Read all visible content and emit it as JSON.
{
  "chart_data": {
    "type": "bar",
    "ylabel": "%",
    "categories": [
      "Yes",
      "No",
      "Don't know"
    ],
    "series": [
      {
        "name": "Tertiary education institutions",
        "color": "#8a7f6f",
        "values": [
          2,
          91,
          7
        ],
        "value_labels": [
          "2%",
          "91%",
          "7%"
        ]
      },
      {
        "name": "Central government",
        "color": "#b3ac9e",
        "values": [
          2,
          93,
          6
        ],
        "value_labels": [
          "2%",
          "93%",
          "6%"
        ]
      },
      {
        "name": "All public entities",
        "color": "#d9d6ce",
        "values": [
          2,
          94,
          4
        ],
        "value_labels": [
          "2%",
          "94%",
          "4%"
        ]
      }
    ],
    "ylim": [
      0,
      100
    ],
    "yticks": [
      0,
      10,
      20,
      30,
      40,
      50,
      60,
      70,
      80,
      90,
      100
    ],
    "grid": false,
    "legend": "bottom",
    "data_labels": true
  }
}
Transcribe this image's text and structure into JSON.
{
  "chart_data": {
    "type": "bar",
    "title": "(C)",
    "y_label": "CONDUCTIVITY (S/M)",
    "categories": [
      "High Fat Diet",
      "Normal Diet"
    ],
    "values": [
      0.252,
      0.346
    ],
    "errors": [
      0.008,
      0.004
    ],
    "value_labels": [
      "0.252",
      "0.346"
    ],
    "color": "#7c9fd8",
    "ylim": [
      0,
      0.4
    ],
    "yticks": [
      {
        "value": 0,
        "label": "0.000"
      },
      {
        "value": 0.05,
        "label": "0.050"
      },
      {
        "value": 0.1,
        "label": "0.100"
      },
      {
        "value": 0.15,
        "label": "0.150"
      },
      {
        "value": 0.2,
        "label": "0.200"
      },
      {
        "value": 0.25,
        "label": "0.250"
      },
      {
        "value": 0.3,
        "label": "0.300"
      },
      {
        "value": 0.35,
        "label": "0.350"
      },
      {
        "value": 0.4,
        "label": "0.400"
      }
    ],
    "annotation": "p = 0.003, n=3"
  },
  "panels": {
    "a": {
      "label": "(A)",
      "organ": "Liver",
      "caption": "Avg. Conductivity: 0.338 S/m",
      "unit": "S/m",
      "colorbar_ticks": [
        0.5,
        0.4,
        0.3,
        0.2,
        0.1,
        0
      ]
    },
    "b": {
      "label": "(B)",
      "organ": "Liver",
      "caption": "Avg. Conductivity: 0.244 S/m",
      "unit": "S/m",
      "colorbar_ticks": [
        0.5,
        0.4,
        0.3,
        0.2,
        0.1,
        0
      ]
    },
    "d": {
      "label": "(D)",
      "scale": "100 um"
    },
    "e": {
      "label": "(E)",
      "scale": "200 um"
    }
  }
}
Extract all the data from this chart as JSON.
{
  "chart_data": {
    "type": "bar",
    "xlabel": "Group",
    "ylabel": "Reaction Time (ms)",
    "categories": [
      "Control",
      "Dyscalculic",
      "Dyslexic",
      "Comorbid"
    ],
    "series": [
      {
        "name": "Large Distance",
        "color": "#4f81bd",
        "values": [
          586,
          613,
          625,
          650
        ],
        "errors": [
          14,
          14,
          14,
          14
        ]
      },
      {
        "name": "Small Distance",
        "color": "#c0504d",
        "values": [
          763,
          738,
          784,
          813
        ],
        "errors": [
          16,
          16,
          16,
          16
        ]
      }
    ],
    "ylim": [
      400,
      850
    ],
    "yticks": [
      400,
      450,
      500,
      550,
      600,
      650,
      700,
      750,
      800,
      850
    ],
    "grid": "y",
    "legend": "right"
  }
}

== == ==

◆ **WHAT TO DO**:
From the records above, extract every entry verbatim.

◆ **ANSWER TO THIS EXERCISE**:
Read all visible content and emit it as JSON.
{
  "chart_data": {
    "type": "bar",
    "ylabel": "%",
    "categories": [
      "Yes",
      "No",
      "Don't know"
    ],
    "series": [
      {
        "name": "Tertiary education institutions",
        "color": "#8a7f6f",
        "values": [
          2,
          91,
          7
        ],
        "value_labels": [
          "2%",
          "91%",
          "7%"
        ]
      },
      {
        "name": "Central government",
        "color": "#b3ac9e",
        "values": [
          2,
          93,
          6
        ],
        "value_labels": [
          "2%",
          "93%",
          "6%"
        ]
      },
      {
        "name": "All public entities",
        "color": "#d9d6ce",
        "values": [
          2,
          94,
          4
        ],
        "value_labels": [
          "2%",
          "94%",
          "4%"
        ]
      }
    ],
    "ylim": [
      0,
      100
    ],
    "yticks": [
      0,
      10,
      20,
      30,
      40,
      50,
      60,
      70,
      80,
      90,
      100
    ],
    "grid": false,
    "legend": "bottom",
    "data_labels": true
  }
}
Transcribe this image's text and structure into JSON.
{
  "chart_data": {
    "type": "bar",
    "title": "(C)",
    "y_label": "CONDUCTIVITY (S/M)",
    "categories": [
      "High Fat Diet",
      "Normal Diet"
    ],
    "values": [
      0.252,
      0.346
    ],
    "errors": [
      0.008,
      0.004
    ],
    "value_labels": [
      "0.252",
      "0.346"
    ],
    "color": "#7c9fd8",
    "ylim": [
      0,
      0.4
    ],
    "yticks": [
      {
        "value": 0,
        "label": "0.000"
      },
      {
        "value": 0.05,
        "label": "0.050"
      },
      {
        "value": 0.1,
        "label": "0.100"
      },
      {
        "value": 0.15,
        "label": "0.150"
      },
      {
        "value": 0.2,
        "label": "0.200"
      },
      {
        "value": 0.25,
        "label": "0.250"
      },
      {
        "value": 0.3,
        "label": "0.300"
      },
      {
        "value": 0.35,
        "label": "0.350"
      },
      {
        "value": 0.4,
        "label": "0.400"
      }
    ],
    "annotation": "p = 0.003, n=3"
  },
  "panels": {
    "a": {
      "label": "(A)",
      "organ": "Liver",
      "caption": "Avg. Conductivity: 0.338 S/m",
      "unit": "S/m",
      "colorbar_ticks": [
        0.5,
        0.4,
        0.3,
        0.2,
        0.1,
        0
      ]
    },
    "b": {
      "label": "(B)",
      "organ": "Liver",
      "caption": "Avg. Conductivity: 0.244 S/m",
      "unit": "S/m",
      "colorbar_ticks": [
        0.5,
        0.4,
        0.3,
        0.2,
        0.1,
        0
      ]
    },
    "d": {
      "label": "(D)",
      "scale": "100 um"
    },
    "e": {
      "label": "(E)",
      "scale": "200 um"
    }
  }
}
Extract all the data from this chart as JSON.
{
  "chart_data": {
    "type": "bar",
    "xlabel": "Group",
    "ylabel": "Reaction Time (ms)",
    "categories": [
      "Control",
      "Dyscalculic",
      "Dyslexic",
      "Comorbid"
    ],
    "series": [
      {
        "name": "Large Distance",
        "color": "#4f81bd",
        "values": [
          586,
          613,
          625,
          650
        ],
        "errors": [
          14,
          14,
          14,
          14
        ]
      },
      {
        "name": "Small Distance",
        "color": "#c0504d",
        "values": [
          763,
          738,
          784,
          813
        ],
        "errors": [
          16,
          16,
          16,
          16
        ]
      }
    ],
    "ylim": [
      400,
      850
    ],
    "yticks": [
      400,
      450,
      500,
      550,
      600,
      650,
      700,
      750,
      800,
      850
    ],
    "grid": "y",
    "legend": "right"
  }
}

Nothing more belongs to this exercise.